*Exercise prompt:* Identify the lines bearing the string "screenshot" and gather them.

*Dataset content:*
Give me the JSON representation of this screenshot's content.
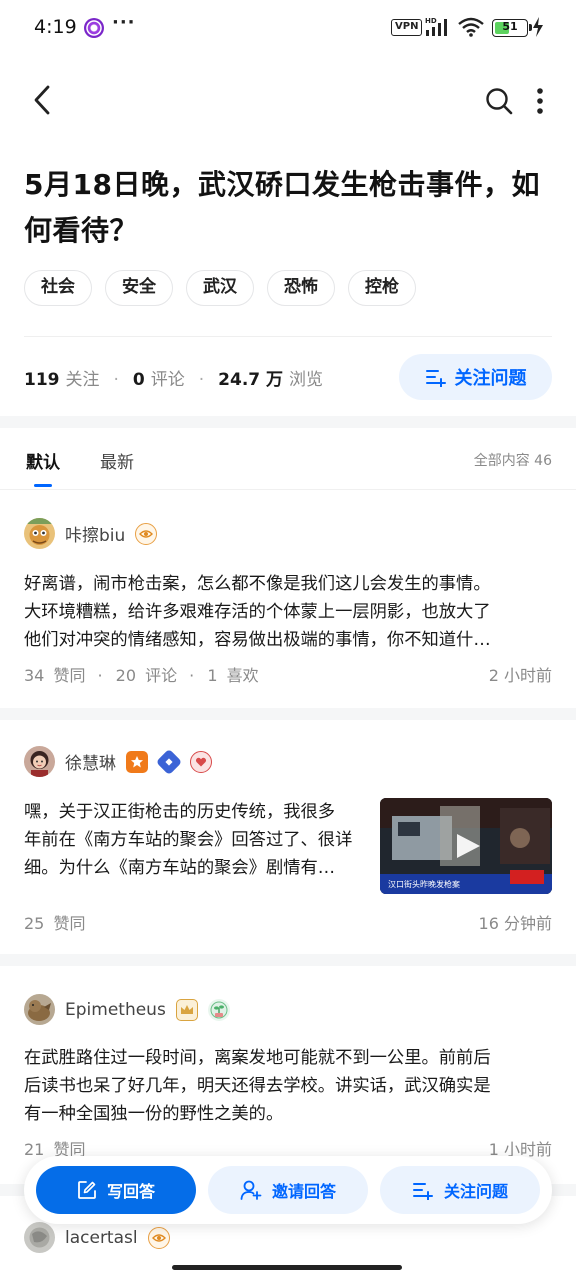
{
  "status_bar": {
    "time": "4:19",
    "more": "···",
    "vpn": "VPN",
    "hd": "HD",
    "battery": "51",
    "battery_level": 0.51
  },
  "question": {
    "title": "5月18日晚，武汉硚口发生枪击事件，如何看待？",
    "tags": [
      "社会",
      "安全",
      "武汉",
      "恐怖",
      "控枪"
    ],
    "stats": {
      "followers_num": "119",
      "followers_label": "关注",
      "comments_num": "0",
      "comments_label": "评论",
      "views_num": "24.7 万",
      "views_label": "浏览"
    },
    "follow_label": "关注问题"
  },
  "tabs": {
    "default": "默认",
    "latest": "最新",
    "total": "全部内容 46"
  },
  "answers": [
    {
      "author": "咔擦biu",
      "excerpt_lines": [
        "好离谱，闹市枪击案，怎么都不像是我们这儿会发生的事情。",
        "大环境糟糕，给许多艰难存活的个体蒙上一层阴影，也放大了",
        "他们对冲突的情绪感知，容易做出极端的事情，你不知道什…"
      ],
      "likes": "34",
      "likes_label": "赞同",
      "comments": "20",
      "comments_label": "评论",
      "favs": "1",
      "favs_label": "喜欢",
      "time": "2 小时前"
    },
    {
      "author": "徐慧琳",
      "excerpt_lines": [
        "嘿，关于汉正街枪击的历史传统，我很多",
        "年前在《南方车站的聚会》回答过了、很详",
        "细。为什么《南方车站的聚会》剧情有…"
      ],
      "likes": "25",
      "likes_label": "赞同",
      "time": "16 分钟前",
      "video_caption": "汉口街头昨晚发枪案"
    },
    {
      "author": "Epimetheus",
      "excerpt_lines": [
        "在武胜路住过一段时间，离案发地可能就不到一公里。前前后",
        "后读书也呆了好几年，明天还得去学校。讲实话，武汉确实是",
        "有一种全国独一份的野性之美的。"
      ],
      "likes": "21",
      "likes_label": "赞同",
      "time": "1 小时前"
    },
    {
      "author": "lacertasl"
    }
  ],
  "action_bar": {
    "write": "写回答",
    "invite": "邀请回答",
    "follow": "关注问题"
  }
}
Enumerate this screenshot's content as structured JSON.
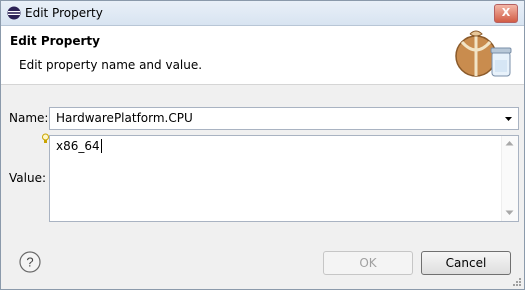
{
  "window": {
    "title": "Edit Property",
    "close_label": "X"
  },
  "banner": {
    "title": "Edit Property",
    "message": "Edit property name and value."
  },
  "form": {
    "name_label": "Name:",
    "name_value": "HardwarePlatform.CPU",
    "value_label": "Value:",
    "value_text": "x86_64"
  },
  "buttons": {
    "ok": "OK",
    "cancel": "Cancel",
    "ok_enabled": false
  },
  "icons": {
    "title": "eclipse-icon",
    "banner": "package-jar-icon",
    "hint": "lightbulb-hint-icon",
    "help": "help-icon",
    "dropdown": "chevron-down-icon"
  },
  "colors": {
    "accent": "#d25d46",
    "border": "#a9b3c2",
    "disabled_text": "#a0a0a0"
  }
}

...

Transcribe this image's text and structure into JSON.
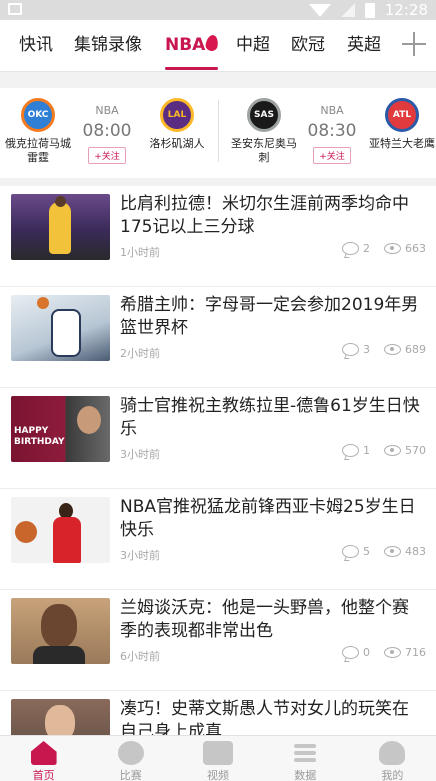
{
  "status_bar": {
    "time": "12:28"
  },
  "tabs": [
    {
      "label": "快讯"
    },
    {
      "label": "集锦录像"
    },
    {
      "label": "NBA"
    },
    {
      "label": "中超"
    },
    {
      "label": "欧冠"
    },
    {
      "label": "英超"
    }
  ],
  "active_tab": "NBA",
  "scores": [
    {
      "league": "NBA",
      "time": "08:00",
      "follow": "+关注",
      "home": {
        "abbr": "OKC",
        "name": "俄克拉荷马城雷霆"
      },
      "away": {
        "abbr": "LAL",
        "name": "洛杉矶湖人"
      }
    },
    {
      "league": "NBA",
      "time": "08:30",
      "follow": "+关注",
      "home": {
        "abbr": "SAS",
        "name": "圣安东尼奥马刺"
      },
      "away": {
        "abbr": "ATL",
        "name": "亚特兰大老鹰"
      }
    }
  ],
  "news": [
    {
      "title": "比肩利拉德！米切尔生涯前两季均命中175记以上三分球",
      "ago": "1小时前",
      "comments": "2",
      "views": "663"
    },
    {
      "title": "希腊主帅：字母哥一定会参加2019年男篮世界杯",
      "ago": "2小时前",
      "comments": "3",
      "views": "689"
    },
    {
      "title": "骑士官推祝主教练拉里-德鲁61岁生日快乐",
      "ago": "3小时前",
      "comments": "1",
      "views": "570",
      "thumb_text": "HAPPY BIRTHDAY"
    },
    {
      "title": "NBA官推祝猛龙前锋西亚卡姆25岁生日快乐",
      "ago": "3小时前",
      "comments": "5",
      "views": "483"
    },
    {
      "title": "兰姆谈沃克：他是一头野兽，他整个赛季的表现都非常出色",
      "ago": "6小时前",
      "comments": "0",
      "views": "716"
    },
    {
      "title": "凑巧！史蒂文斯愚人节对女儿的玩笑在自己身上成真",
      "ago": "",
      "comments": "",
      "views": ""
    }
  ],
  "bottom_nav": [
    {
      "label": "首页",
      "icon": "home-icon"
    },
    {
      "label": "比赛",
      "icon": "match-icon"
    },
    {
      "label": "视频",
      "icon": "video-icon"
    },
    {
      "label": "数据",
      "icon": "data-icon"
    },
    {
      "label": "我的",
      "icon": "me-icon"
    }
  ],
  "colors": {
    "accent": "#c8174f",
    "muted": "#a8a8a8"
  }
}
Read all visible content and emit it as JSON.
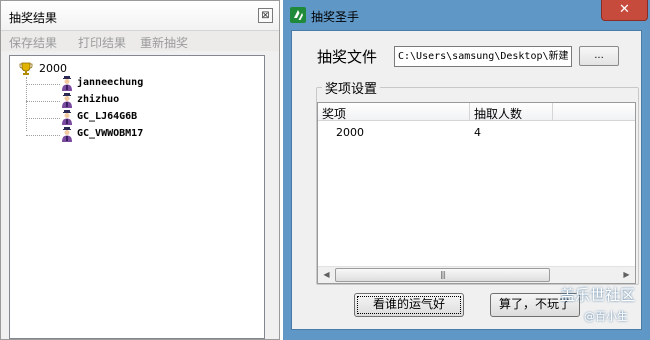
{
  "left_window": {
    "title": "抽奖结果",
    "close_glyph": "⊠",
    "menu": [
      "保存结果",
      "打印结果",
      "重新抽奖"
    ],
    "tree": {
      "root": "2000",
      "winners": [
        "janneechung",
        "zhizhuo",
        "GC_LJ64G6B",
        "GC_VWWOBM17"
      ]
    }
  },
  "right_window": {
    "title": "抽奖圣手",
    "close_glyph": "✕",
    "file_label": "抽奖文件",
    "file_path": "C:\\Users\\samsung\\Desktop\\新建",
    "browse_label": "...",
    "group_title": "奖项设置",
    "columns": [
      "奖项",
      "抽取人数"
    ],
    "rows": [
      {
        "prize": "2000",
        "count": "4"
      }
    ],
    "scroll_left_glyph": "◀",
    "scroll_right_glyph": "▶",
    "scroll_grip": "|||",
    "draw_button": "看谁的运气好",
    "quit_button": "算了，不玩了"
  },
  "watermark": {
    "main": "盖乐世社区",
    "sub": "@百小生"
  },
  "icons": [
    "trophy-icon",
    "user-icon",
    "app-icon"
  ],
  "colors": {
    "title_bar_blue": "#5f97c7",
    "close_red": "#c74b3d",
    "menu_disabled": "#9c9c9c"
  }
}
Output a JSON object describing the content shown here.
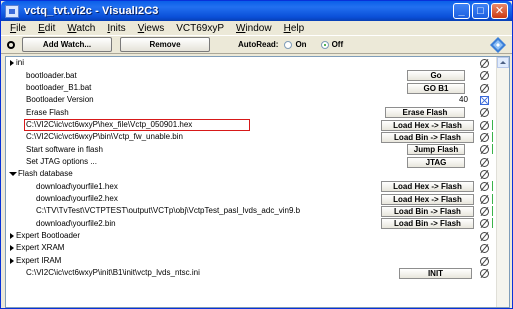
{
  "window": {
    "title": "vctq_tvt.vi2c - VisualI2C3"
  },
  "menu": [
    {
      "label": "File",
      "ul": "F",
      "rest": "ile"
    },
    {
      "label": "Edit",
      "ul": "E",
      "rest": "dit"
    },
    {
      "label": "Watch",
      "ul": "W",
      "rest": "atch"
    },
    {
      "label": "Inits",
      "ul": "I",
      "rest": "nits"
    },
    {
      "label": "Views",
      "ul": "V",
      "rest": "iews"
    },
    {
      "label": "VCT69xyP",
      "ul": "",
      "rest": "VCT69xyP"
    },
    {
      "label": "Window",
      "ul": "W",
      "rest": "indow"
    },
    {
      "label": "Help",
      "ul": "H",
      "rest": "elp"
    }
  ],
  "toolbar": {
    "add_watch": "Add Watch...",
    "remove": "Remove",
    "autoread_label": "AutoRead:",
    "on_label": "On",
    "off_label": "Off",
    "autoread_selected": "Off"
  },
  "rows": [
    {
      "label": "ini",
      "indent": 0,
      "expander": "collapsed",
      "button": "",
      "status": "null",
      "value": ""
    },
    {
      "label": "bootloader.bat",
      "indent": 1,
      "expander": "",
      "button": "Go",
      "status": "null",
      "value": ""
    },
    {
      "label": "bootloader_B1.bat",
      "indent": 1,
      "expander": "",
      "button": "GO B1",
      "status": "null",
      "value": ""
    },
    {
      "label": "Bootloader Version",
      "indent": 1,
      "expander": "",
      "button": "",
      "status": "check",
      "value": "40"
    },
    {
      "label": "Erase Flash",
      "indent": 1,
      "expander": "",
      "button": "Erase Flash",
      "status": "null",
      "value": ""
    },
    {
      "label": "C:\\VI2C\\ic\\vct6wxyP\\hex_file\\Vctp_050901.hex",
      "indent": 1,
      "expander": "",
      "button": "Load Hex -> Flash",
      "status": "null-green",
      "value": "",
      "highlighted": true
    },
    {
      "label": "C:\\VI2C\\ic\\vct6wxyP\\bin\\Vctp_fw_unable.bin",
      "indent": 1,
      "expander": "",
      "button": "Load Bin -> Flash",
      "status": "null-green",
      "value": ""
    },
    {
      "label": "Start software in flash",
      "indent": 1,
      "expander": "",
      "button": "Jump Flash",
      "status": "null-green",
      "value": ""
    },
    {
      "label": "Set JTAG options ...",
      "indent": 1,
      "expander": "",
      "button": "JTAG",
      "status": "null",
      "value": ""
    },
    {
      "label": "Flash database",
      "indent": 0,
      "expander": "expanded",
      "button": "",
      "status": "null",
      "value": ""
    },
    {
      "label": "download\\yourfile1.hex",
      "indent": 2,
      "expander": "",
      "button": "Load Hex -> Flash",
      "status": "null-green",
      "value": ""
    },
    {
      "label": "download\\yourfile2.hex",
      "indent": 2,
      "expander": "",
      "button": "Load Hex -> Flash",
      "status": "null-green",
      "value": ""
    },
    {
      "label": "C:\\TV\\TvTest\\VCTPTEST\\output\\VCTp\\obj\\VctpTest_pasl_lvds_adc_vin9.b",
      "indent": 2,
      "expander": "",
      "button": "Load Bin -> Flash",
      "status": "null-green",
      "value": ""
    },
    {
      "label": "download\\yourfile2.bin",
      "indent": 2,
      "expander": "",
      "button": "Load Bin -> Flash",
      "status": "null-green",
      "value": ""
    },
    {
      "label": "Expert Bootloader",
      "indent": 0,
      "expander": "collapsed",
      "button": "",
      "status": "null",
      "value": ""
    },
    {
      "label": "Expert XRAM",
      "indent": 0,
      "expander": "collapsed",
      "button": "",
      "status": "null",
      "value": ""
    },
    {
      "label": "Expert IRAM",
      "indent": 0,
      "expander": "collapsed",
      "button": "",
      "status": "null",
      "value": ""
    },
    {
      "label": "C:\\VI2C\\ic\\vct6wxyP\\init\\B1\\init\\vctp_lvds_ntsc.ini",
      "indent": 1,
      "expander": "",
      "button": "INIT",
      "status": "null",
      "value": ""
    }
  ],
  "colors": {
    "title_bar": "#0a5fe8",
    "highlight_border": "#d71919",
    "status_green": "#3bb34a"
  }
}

*Result of this exercise:*
Give me the JSON representation of this screenshot's content.
Enumerate this screenshot's content as structured JSON.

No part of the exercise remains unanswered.